Data for the task >>

⁂

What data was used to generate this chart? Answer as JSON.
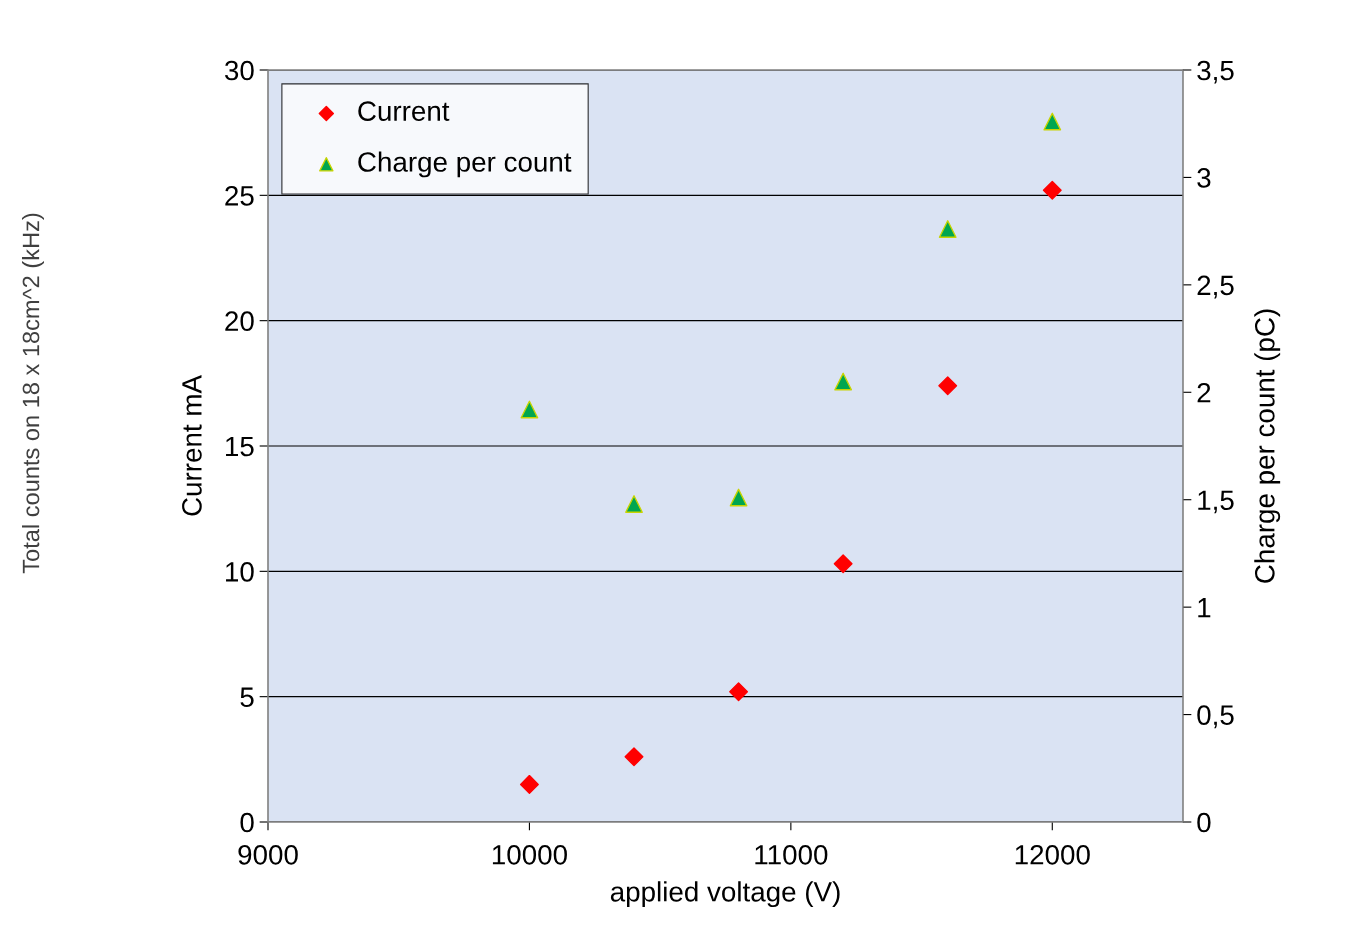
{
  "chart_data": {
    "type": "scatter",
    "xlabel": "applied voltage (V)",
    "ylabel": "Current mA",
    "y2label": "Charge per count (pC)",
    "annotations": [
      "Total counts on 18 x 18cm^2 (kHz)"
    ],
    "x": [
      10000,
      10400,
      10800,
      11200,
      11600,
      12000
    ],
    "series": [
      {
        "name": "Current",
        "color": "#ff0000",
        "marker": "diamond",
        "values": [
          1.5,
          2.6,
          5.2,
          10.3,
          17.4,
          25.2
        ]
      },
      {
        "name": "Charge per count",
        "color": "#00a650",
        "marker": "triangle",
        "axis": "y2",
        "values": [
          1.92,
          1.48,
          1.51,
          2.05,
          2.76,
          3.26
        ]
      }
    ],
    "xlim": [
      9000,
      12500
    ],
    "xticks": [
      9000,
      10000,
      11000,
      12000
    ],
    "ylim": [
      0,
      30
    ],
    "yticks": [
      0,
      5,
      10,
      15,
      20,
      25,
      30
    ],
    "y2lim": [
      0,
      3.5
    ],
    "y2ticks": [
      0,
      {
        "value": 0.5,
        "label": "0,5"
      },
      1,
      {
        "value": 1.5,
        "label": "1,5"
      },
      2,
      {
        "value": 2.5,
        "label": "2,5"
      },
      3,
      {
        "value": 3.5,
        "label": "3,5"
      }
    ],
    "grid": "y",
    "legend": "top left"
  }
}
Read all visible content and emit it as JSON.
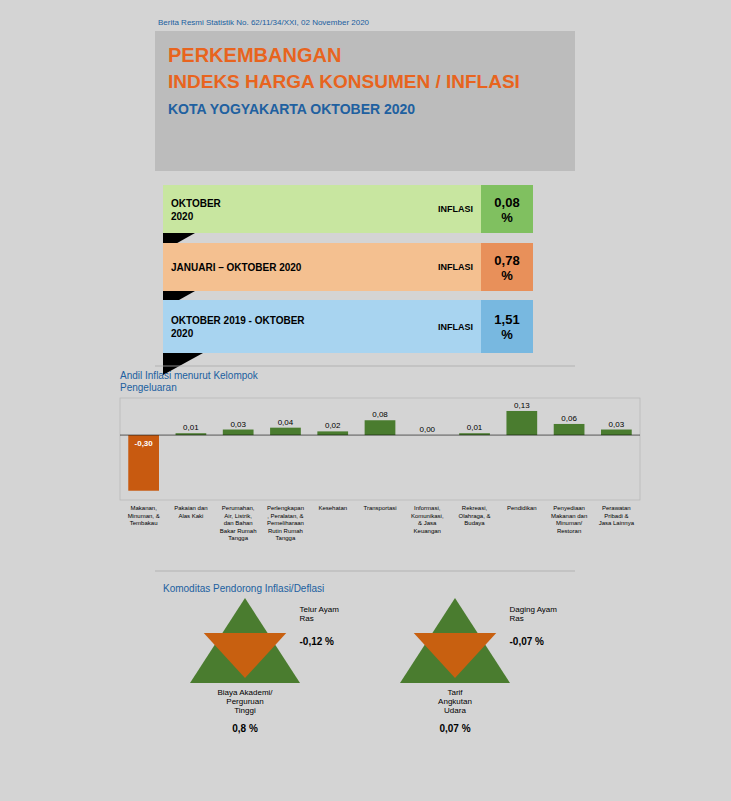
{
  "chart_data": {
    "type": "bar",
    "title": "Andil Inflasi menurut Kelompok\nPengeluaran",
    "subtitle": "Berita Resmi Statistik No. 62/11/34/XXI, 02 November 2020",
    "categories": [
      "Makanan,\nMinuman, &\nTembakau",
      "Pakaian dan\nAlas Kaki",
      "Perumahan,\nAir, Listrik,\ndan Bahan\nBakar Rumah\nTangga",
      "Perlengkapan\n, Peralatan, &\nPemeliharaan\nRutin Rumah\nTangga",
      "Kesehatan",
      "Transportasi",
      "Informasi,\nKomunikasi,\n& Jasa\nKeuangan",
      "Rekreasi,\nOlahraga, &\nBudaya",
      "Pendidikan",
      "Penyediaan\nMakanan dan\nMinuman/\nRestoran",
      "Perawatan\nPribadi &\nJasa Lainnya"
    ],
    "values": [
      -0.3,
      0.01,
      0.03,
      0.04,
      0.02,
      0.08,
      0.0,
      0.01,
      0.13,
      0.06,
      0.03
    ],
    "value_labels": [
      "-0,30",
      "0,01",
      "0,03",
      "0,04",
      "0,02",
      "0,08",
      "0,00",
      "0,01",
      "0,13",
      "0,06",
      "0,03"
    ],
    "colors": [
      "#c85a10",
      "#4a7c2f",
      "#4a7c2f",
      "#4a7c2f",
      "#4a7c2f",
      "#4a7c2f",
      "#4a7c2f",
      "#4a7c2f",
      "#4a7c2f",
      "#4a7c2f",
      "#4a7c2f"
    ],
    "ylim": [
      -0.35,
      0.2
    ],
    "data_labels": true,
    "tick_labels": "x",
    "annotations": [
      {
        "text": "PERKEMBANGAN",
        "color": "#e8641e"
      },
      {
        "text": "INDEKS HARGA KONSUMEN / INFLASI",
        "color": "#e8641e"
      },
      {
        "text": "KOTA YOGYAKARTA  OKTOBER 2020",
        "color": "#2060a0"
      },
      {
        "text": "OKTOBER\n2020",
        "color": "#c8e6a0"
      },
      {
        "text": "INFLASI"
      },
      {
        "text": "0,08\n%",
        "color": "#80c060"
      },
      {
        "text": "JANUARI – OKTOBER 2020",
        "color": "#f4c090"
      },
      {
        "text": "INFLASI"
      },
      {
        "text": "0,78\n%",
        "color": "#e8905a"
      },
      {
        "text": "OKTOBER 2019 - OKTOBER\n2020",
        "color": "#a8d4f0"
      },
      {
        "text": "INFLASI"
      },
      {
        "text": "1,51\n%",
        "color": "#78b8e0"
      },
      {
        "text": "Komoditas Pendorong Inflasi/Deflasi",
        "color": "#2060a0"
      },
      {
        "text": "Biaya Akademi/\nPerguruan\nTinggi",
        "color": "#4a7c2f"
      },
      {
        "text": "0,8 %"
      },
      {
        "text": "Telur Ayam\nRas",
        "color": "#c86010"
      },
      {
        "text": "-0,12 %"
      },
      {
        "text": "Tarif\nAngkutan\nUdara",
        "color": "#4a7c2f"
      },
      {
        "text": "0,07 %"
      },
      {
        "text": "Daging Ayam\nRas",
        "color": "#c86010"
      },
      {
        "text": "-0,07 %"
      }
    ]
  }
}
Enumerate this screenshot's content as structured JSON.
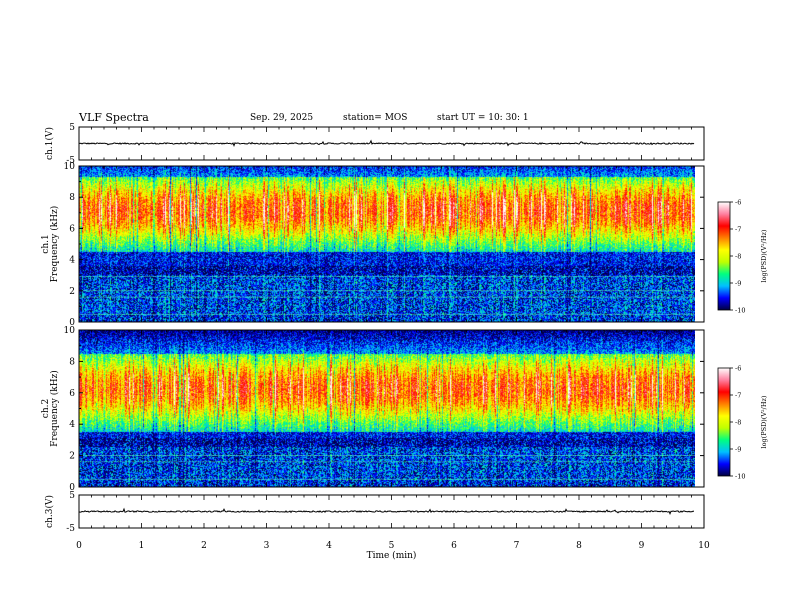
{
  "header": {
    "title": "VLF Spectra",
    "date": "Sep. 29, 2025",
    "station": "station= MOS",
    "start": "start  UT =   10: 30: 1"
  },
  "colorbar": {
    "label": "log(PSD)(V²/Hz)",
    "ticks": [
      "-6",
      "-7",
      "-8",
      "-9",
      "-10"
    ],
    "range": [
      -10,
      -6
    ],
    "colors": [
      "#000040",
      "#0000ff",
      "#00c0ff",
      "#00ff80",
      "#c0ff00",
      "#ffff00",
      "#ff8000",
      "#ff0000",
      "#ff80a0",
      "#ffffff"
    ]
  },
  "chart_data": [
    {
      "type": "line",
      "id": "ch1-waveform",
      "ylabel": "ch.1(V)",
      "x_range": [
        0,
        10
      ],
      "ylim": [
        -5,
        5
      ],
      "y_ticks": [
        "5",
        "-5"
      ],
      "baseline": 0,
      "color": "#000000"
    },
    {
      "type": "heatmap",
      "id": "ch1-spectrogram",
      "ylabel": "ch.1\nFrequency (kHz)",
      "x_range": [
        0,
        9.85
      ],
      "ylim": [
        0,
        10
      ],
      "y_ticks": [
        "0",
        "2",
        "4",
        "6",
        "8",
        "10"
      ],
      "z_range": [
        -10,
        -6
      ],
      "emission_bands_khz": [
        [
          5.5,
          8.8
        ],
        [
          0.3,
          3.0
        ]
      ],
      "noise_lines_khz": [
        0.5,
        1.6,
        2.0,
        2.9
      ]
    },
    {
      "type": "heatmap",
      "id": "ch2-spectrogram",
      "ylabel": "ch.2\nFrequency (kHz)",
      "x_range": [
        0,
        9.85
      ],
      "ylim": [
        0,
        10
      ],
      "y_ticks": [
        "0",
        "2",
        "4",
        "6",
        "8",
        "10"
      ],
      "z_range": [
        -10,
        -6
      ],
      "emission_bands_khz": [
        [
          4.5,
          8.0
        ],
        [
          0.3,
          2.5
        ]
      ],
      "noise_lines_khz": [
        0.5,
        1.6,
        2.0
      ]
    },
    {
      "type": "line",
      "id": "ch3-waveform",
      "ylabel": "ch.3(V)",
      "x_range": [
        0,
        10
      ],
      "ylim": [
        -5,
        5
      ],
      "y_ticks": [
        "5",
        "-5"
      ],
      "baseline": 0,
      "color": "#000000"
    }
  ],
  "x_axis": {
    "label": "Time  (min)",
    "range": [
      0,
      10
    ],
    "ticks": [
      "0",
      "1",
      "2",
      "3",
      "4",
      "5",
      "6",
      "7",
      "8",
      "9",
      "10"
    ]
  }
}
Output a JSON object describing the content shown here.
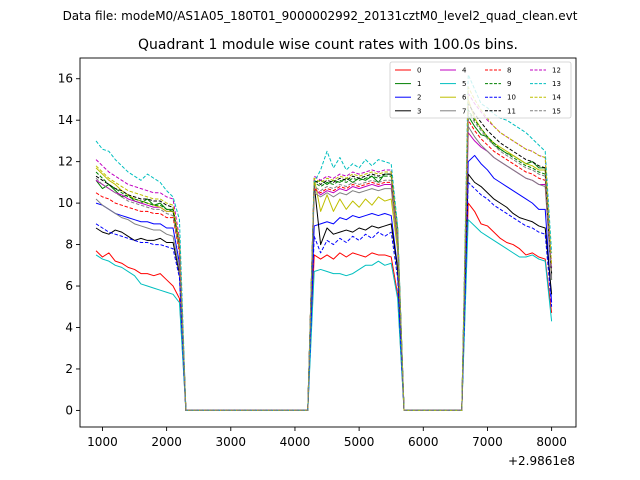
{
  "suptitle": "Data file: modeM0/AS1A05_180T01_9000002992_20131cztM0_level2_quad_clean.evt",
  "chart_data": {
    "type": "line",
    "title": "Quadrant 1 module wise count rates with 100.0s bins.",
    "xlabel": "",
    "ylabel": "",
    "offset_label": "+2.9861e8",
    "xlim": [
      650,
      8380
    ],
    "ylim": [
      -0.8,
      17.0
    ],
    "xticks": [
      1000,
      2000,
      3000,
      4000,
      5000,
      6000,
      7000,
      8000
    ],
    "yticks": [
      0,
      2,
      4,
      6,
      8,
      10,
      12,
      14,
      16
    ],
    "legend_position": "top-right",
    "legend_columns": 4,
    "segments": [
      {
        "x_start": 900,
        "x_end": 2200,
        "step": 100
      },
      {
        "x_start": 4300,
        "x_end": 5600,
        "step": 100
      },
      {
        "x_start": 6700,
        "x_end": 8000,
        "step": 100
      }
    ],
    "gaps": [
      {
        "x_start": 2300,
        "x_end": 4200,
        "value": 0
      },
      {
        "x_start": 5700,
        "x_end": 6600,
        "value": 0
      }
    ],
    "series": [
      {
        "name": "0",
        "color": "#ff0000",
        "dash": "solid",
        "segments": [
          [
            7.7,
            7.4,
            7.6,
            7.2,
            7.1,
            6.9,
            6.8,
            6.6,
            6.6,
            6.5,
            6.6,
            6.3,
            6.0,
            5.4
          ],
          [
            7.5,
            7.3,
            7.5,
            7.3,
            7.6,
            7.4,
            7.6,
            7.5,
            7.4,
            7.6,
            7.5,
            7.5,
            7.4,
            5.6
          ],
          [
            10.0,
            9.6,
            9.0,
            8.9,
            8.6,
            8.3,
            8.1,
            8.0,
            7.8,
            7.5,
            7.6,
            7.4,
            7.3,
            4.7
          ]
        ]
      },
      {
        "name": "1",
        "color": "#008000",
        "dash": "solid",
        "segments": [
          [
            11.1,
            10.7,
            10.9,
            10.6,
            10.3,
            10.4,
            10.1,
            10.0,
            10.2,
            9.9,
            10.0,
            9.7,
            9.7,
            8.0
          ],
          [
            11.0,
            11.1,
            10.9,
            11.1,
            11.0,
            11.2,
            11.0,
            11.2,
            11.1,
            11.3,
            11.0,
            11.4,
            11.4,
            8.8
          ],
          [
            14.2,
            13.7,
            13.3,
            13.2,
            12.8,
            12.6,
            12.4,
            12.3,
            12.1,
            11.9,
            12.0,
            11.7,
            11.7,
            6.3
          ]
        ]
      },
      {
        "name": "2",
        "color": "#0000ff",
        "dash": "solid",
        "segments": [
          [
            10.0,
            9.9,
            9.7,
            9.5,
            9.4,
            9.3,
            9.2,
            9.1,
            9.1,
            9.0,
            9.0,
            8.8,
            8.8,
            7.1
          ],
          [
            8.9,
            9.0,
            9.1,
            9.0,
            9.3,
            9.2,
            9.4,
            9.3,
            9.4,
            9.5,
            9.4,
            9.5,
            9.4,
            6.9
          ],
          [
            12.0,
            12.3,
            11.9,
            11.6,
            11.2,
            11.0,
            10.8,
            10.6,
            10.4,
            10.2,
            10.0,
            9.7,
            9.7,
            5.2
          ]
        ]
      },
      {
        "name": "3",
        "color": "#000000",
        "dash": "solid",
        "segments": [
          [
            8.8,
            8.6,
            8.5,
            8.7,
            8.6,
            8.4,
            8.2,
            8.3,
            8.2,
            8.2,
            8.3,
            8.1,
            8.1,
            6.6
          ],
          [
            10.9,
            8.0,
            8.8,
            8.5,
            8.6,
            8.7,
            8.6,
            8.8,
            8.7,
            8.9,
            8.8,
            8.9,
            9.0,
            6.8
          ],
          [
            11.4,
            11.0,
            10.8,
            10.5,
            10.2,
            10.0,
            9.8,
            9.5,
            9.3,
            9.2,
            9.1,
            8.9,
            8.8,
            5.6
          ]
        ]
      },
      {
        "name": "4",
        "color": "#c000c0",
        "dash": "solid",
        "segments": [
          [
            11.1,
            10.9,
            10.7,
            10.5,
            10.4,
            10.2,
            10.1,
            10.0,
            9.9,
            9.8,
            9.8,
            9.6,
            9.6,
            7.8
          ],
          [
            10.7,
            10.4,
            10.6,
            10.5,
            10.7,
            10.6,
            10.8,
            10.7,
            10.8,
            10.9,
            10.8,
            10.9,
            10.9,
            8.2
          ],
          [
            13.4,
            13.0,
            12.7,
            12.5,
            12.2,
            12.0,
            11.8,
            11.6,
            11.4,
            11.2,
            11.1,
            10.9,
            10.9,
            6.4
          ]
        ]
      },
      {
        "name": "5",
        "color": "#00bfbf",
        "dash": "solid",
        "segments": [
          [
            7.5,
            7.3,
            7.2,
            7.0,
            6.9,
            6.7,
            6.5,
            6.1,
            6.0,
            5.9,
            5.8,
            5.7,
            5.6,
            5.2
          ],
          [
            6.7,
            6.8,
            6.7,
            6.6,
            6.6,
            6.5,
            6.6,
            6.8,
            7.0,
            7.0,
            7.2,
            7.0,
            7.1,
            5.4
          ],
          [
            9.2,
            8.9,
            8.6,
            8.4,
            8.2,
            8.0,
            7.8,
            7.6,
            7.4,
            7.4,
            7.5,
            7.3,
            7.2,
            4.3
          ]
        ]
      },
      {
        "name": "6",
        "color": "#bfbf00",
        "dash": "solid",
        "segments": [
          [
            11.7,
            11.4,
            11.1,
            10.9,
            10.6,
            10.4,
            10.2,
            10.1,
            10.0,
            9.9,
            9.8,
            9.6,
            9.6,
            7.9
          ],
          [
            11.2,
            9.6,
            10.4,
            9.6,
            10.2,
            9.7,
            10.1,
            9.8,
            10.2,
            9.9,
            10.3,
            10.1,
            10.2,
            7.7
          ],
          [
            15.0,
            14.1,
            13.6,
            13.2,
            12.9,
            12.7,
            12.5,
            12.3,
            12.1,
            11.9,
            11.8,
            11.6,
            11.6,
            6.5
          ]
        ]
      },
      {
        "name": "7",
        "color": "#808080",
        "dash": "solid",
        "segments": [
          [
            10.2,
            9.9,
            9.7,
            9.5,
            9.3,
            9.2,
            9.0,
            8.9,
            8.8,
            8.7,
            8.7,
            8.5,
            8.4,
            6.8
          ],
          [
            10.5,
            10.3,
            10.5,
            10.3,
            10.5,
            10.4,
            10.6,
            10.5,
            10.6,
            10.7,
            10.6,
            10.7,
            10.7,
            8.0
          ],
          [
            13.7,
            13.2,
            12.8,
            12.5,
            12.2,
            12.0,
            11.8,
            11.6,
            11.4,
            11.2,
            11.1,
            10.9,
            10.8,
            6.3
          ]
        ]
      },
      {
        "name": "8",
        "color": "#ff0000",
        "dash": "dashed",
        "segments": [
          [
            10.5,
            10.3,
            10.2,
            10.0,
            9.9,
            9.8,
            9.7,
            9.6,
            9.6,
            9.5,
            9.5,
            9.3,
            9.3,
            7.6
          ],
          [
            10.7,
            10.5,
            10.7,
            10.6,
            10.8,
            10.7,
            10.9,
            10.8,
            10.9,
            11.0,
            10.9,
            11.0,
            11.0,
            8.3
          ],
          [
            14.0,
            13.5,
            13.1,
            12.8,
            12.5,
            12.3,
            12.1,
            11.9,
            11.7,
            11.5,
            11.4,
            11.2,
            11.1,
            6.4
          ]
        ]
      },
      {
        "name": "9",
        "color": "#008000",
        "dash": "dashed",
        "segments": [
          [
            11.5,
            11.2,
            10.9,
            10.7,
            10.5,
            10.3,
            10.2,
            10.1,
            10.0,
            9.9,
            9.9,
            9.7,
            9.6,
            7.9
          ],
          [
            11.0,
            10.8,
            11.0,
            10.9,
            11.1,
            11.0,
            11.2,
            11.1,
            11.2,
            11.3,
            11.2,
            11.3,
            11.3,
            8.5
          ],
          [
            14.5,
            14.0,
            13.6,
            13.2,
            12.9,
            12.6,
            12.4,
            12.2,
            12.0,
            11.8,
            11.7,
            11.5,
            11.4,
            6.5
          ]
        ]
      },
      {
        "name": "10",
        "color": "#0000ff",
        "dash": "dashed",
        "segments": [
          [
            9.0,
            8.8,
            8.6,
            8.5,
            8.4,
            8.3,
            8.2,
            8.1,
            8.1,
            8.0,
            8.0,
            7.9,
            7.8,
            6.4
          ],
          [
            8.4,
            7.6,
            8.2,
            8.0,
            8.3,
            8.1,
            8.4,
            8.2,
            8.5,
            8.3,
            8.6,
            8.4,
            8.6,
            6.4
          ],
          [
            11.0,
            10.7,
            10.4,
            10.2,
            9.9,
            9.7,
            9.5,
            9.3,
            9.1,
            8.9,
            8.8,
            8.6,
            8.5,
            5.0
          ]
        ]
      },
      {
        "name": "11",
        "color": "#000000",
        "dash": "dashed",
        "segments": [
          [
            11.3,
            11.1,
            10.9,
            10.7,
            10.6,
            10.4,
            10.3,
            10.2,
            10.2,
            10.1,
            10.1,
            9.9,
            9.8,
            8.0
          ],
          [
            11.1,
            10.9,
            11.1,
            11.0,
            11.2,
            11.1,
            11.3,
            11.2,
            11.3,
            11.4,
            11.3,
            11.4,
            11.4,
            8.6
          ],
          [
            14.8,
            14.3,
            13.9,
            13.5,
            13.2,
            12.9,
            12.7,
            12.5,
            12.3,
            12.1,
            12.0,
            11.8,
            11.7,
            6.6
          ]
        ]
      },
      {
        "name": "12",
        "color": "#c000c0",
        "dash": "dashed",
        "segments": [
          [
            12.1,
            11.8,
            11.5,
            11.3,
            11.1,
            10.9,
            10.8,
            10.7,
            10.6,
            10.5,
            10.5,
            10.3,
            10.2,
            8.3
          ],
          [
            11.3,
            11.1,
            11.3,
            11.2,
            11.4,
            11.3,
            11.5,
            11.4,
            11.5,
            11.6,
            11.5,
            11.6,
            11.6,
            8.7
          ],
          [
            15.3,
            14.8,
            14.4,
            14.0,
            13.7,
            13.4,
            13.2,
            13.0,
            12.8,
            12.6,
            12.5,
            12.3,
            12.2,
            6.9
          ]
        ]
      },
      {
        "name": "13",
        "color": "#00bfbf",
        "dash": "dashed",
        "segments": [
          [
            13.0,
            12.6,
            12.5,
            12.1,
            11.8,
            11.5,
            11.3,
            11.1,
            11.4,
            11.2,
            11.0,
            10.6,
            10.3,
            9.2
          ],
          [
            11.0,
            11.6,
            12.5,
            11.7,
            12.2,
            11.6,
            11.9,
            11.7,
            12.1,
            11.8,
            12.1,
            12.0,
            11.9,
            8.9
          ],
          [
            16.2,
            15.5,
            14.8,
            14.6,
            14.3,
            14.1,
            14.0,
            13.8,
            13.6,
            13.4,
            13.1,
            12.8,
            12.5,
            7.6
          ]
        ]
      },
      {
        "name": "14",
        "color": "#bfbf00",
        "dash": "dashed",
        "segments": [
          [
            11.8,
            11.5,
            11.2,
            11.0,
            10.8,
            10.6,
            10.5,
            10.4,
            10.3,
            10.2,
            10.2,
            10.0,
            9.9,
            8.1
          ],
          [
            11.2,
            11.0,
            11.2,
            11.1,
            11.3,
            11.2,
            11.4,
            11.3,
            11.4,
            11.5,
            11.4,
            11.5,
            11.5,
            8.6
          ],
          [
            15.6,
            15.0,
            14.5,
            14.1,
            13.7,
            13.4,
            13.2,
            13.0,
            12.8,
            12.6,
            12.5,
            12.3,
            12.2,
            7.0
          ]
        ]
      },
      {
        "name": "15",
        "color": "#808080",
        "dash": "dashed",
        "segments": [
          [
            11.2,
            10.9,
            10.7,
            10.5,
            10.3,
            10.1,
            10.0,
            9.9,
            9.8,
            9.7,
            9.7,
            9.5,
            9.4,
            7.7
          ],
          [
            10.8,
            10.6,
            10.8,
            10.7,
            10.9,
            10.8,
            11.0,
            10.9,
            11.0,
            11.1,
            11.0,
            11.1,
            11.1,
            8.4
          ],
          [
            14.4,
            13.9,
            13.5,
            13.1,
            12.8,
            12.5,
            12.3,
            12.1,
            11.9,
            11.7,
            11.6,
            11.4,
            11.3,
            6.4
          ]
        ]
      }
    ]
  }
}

⁂

What you need to do >>
Which lines above contain the word "nTangga"? Copy each of them.

Solution below >>
      "Perumahan,\nAir, Listrik,\ndan Bahan\nBakar Rumah\nTangga",
      "Perlengkapan\n, Peralatan, &\nPemeliharaan\nRutin Rumah\nTangga",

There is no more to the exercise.